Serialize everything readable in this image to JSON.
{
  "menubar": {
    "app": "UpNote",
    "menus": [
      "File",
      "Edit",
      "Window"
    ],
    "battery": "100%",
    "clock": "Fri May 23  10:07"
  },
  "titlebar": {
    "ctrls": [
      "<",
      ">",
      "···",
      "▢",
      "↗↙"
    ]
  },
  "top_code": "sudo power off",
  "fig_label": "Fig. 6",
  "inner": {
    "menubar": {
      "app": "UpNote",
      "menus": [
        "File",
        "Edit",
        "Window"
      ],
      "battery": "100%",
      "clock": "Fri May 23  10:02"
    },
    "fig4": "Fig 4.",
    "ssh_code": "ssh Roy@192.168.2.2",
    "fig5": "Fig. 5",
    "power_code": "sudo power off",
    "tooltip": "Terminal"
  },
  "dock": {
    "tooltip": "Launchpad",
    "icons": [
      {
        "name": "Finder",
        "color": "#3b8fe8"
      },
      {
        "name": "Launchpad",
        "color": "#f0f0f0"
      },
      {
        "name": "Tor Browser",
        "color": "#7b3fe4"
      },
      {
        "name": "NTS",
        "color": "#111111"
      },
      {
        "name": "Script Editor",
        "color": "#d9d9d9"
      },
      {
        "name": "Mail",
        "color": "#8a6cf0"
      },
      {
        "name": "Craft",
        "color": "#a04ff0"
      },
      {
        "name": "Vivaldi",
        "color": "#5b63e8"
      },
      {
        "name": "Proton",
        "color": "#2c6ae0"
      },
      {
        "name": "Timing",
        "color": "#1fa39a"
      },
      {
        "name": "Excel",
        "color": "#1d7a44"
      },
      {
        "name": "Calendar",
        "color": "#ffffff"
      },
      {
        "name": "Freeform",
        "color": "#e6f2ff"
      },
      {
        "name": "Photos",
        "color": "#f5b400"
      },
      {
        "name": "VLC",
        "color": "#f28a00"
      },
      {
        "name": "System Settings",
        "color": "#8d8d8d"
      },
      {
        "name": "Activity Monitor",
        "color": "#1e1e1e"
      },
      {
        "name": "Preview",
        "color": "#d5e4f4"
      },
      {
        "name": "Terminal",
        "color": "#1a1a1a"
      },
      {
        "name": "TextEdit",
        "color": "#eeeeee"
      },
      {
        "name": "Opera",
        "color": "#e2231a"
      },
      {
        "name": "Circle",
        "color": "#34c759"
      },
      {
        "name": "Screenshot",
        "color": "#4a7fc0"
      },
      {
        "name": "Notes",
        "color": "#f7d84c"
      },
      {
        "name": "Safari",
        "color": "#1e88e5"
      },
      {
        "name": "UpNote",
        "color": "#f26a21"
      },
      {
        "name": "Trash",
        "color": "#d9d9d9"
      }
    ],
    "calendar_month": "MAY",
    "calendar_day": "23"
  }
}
-=-=-=-=-
- REQUIRED WORK
Output the listing above exactly as it appears.

- OUTPUT OF THE EXERCISE
Serialize everything readable in this image to JSON.
{
  "menubar": {
    "app": "UpNote",
    "menus": [
      "File",
      "Edit",
      "Window"
    ],
    "battery": "100%",
    "clock": "Fri May 23  10:07"
  },
  "titlebar": {
    "ctrls": [
      "<",
      ">",
      "···",
      "▢",
      "↗↙"
    ]
  },
  "top_code": "sudo power off",
  "fig_label": "Fig. 6",
  "inner": {
    "menubar": {
      "app": "UpNote",
      "menus": [
        "File",
        "Edit",
        "Window"
      ],
      "battery": "100%",
      "clock": "Fri May 23  10:02"
    },
    "fig4": "Fig 4.",
    "ssh_code": "ssh Roy@192.168.2.2",
    "fig5": "Fig. 5",
    "power_code": "sudo power off",
    "tooltip": "Terminal"
  },
  "dock": {
    "tooltip": "Launchpad",
    "icons": [
      {
        "name": "Finder",
        "color": "#3b8fe8"
      },
      {
        "name": "Launchpad",
        "color": "#f0f0f0"
      },
      {
        "name": "Tor Browser",
        "color": "#7b3fe4"
      },
      {
        "name": "NTS",
        "color": "#111111"
      },
      {
        "name": "Script Editor",
        "color": "#d9d9d9"
      },
      {
        "name": "Mail",
        "color": "#8a6cf0"
      },
      {
        "name": "Craft",
        "color": "#a04ff0"
      },
      {
        "name": "Vivaldi",
        "color": "#5b63e8"
      },
      {
        "name": "Proton",
        "color": "#2c6ae0"
      },
      {
        "name": "Timing",
        "color": "#1fa39a"
      },
      {
        "name": "Excel",
        "color": "#1d7a44"
      },
      {
        "name": "Calendar",
        "color": "#ffffff"
      },
      {
        "name": "Freeform",
        "color": "#e6f2ff"
      },
      {
        "name": "Photos",
        "color": "#f5b400"
      },
      {
        "name": "VLC",
        "color": "#f28a00"
      },
      {
        "name": "System Settings",
        "color": "#8d8d8d"
      },
      {
        "name": "Activity Monitor",
        "color": "#1e1e1e"
      },
      {
        "name": "Preview",
        "color": "#d5e4f4"
      },
      {
        "name": "Terminal",
        "color": "#1a1a1a"
      },
      {
        "name": "TextEdit",
        "color": "#eeeeee"
      },
      {
        "name": "Opera",
        "color": "#e2231a"
      },
      {
        "name": "Circle",
        "color": "#34c759"
      },
      {
        "name": "Screenshot",
        "color": "#4a7fc0"
      },
      {
        "name": "Notes",
        "color": "#f7d84c"
      },
      {
        "name": "Safari",
        "color": "#1e88e5"
      },
      {
        "name": "UpNote",
        "color": "#f26a21"
      },
      {
        "name": "Trash",
        "color": "#d9d9d9"
      }
    ],
    "calendar_month": "MAY",
    "calendar_day": "23"
  }
}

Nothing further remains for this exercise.